━━ Dataset excerpts ━━

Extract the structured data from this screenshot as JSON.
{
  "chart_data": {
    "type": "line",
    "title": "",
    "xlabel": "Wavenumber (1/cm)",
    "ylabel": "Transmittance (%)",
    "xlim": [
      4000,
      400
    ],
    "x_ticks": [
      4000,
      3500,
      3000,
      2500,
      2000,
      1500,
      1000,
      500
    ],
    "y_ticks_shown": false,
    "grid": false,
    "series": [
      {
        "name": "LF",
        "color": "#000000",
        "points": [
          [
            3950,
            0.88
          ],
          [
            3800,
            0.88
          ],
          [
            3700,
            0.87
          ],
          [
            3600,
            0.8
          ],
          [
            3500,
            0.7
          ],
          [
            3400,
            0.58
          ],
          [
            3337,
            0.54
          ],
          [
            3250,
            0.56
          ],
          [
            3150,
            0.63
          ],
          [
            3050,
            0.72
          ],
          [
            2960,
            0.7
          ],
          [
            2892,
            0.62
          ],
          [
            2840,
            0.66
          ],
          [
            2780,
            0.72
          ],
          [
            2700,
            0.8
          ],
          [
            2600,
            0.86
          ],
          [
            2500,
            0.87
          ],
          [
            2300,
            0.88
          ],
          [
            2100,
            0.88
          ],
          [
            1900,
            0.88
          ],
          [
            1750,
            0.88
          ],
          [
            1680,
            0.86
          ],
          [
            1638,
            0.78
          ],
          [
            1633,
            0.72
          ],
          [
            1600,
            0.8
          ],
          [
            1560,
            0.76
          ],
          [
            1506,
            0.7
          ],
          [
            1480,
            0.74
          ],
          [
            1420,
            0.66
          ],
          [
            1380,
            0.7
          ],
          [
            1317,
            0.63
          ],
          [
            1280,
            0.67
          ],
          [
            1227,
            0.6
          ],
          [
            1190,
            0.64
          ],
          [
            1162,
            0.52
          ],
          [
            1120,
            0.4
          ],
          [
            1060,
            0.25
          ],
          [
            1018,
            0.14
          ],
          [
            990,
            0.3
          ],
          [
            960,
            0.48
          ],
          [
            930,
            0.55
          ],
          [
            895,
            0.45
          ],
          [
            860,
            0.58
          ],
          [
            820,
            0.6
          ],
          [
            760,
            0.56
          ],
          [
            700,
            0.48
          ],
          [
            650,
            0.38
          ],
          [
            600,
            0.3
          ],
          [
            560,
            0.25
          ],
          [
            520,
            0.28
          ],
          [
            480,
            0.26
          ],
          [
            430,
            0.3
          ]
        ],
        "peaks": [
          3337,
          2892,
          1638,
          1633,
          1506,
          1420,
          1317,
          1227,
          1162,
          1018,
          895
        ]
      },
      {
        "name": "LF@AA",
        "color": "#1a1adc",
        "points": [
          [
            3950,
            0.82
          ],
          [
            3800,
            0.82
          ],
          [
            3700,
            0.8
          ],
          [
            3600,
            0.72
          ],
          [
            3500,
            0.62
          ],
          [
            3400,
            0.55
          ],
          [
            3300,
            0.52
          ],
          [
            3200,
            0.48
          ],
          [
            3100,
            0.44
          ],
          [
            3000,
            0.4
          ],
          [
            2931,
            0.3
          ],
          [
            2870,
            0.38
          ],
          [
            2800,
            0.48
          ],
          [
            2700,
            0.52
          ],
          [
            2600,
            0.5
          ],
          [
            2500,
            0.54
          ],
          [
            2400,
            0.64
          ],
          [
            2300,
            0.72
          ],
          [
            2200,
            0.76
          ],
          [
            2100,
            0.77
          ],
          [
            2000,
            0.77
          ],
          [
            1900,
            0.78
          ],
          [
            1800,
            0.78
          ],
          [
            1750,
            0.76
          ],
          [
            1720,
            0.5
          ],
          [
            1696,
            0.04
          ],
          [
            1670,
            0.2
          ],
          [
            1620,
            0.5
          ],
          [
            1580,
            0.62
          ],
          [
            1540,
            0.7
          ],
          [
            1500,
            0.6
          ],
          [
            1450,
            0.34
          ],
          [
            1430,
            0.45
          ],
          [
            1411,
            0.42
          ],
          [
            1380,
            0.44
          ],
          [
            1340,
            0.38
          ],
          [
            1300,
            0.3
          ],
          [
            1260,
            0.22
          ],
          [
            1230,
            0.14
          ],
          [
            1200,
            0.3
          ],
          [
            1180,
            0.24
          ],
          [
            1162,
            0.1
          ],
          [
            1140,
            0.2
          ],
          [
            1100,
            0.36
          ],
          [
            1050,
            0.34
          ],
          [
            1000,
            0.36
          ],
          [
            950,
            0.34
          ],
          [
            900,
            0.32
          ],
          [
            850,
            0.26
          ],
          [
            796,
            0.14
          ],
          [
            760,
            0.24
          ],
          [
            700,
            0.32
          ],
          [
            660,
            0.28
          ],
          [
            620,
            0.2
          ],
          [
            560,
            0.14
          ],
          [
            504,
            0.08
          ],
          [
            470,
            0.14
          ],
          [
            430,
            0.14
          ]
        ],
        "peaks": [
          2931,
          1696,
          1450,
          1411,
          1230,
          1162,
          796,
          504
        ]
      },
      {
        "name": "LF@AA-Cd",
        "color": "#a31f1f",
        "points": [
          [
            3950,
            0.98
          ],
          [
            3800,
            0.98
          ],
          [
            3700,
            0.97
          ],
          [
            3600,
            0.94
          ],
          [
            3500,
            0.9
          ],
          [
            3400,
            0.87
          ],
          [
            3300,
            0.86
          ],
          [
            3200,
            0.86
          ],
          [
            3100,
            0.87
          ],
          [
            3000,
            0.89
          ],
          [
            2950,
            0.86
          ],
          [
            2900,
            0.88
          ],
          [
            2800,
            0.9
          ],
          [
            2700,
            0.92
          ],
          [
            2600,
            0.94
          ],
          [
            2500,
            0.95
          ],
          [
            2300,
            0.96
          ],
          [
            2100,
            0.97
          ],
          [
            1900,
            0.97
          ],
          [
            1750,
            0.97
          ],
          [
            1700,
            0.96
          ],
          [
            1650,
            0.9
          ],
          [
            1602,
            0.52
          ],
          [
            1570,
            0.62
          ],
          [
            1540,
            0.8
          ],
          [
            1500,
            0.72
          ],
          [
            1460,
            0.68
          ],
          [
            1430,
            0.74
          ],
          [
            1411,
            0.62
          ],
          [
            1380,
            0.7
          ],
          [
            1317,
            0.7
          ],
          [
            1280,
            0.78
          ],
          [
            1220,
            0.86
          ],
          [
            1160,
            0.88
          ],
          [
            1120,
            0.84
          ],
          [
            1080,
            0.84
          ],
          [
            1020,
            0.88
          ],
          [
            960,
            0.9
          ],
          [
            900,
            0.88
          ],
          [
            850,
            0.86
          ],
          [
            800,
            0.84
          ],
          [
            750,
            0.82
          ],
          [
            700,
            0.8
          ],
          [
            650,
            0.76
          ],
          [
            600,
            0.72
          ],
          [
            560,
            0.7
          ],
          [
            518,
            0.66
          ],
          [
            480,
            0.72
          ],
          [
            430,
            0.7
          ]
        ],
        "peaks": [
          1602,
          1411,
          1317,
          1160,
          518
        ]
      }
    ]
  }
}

━━━

• [Challenge] Extract all the entries word for word.

• [The completed task]
Extract the structured data from this screenshot as JSON.
{
  "chart_data": {
    "type": "line",
    "title": "",
    "xlabel": "Wavenumber (1/cm)",
    "ylabel": "Transmittance (%)",
    "xlim": [
      4000,
      400
    ],
    "x_ticks": [
      4000,
      3500,
      3000,
      2500,
      2000,
      1500,
      1000,
      500
    ],
    "y_ticks_shown": false,
    "grid": false,
    "series": [
      {
        "name": "LF",
        "color": "#000000",
        "points": [
          [
            3950,
            0.88
          ],
          [
            3800,
            0.88
          ],
          [
            3700,
            0.87
          ],
          [
            3600,
            0.8
          ],
          [
            3500,
            0.7
          ],
          [
            3400,
            0.58
          ],
          [
            3337,
            0.54
          ],
          [
            3250,
            0.56
          ],
          [
            3150,
            0.63
          ],
          [
            3050,
            0.72
          ],
          [
            2960,
            0.7
          ],
          [
            2892,
            0.62
          ],
          [
            2840,
            0.66
          ],
          [
            2780,
            0.72
          ],
          [
            2700,
            0.8
          ],
          [
            2600,
            0.86
          ],
          [
            2500,
            0.87
          ],
          [
            2300,
            0.88
          ],
          [
            2100,
            0.88
          ],
          [
            1900,
            0.88
          ],
          [
            1750,
            0.88
          ],
          [
            1680,
            0.86
          ],
          [
            1638,
            0.78
          ],
          [
            1633,
            0.72
          ],
          [
            1600,
            0.8
          ],
          [
            1560,
            0.76
          ],
          [
            1506,
            0.7
          ],
          [
            1480,
            0.74
          ],
          [
            1420,
            0.66
          ],
          [
            1380,
            0.7
          ],
          [
            1317,
            0.63
          ],
          [
            1280,
            0.67
          ],
          [
            1227,
            0.6
          ],
          [
            1190,
            0.64
          ],
          [
            1162,
            0.52
          ],
          [
            1120,
            0.4
          ],
          [
            1060,
            0.25
          ],
          [
            1018,
            0.14
          ],
          [
            990,
            0.3
          ],
          [
            960,
            0.48
          ],
          [
            930,
            0.55
          ],
          [
            895,
            0.45
          ],
          [
            860,
            0.58
          ],
          [
            820,
            0.6
          ],
          [
            760,
            0.56
          ],
          [
            700,
            0.48
          ],
          [
            650,
            0.38
          ],
          [
            600,
            0.3
          ],
          [
            560,
            0.25
          ],
          [
            520,
            0.28
          ],
          [
            480,
            0.26
          ],
          [
            430,
            0.3
          ]
        ],
        "peaks": [
          3337,
          2892,
          1638,
          1633,
          1506,
          1420,
          1317,
          1227,
          1162,
          1018,
          895
        ]
      },
      {
        "name": "LF@AA",
        "color": "#1a1adc",
        "points": [
          [
            3950,
            0.82
          ],
          [
            3800,
            0.82
          ],
          [
            3700,
            0.8
          ],
          [
            3600,
            0.72
          ],
          [
            3500,
            0.62
          ],
          [
            3400,
            0.55
          ],
          [
            3300,
            0.52
          ],
          [
            3200,
            0.48
          ],
          [
            3100,
            0.44
          ],
          [
            3000,
            0.4
          ],
          [
            2931,
            0.3
          ],
          [
            2870,
            0.38
          ],
          [
            2800,
            0.48
          ],
          [
            2700,
            0.52
          ],
          [
            2600,
            0.5
          ],
          [
            2500,
            0.54
          ],
          [
            2400,
            0.64
          ],
          [
            2300,
            0.72
          ],
          [
            2200,
            0.76
          ],
          [
            2100,
            0.77
          ],
          [
            2000,
            0.77
          ],
          [
            1900,
            0.78
          ],
          [
            1800,
            0.78
          ],
          [
            1750,
            0.76
          ],
          [
            1720,
            0.5
          ],
          [
            1696,
            0.04
          ],
          [
            1670,
            0.2
          ],
          [
            1620,
            0.5
          ],
          [
            1580,
            0.62
          ],
          [
            1540,
            0.7
          ],
          [
            1500,
            0.6
          ],
          [
            1450,
            0.34
          ],
          [
            1430,
            0.45
          ],
          [
            1411,
            0.42
          ],
          [
            1380,
            0.44
          ],
          [
            1340,
            0.38
          ],
          [
            1300,
            0.3
          ],
          [
            1260,
            0.22
          ],
          [
            1230,
            0.14
          ],
          [
            1200,
            0.3
          ],
          [
            1180,
            0.24
          ],
          [
            1162,
            0.1
          ],
          [
            1140,
            0.2
          ],
          [
            1100,
            0.36
          ],
          [
            1050,
            0.34
          ],
          [
            1000,
            0.36
          ],
          [
            950,
            0.34
          ],
          [
            900,
            0.32
          ],
          [
            850,
            0.26
          ],
          [
            796,
            0.14
          ],
          [
            760,
            0.24
          ],
          [
            700,
            0.32
          ],
          [
            660,
            0.28
          ],
          [
            620,
            0.2
          ],
          [
            560,
            0.14
          ],
          [
            504,
            0.08
          ],
          [
            470,
            0.14
          ],
          [
            430,
            0.14
          ]
        ],
        "peaks": [
          2931,
          1696,
          1450,
          1411,
          1230,
          1162,
          796,
          504
        ]
      },
      {
        "name": "LF@AA-Cd",
        "color": "#a31f1f",
        "points": [
          [
            3950,
            0.98
          ],
          [
            3800,
            0.98
          ],
          [
            3700,
            0.97
          ],
          [
            3600,
            0.94
          ],
          [
            3500,
            0.9
          ],
          [
            3400,
            0.87
          ],
          [
            3300,
            0.86
          ],
          [
            3200,
            0.86
          ],
          [
            3100,
            0.87
          ],
          [
            3000,
            0.89
          ],
          [
            2950,
            0.86
          ],
          [
            2900,
            0.88
          ],
          [
            2800,
            0.9
          ],
          [
            2700,
            0.92
          ],
          [
            2600,
            0.94
          ],
          [
            2500,
            0.95
          ],
          [
            2300,
            0.96
          ],
          [
            2100,
            0.97
          ],
          [
            1900,
            0.97
          ],
          [
            1750,
            0.97
          ],
          [
            1700,
            0.96
          ],
          [
            1650,
            0.9
          ],
          [
            1602,
            0.52
          ],
          [
            1570,
            0.62
          ],
          [
            1540,
            0.8
          ],
          [
            1500,
            0.72
          ],
          [
            1460,
            0.68
          ],
          [
            1430,
            0.74
          ],
          [
            1411,
            0.62
          ],
          [
            1380,
            0.7
          ],
          [
            1317,
            0.7
          ],
          [
            1280,
            0.78
          ],
          [
            1220,
            0.86
          ],
          [
            1160,
            0.88
          ],
          [
            1120,
            0.84
          ],
          [
            1080,
            0.84
          ],
          [
            1020,
            0.88
          ],
          [
            960,
            0.9
          ],
          [
            900,
            0.88
          ],
          [
            850,
            0.86
          ],
          [
            800,
            0.84
          ],
          [
            750,
            0.82
          ],
          [
            700,
            0.8
          ],
          [
            650,
            0.76
          ],
          [
            600,
            0.72
          ],
          [
            560,
            0.7
          ],
          [
            518,
            0.66
          ],
          [
            480,
            0.72
          ],
          [
            430,
            0.7
          ]
        ],
        "peaks": [
          1602,
          1411,
          1317,
          1160,
          518
        ]
      }
    ]
  }
}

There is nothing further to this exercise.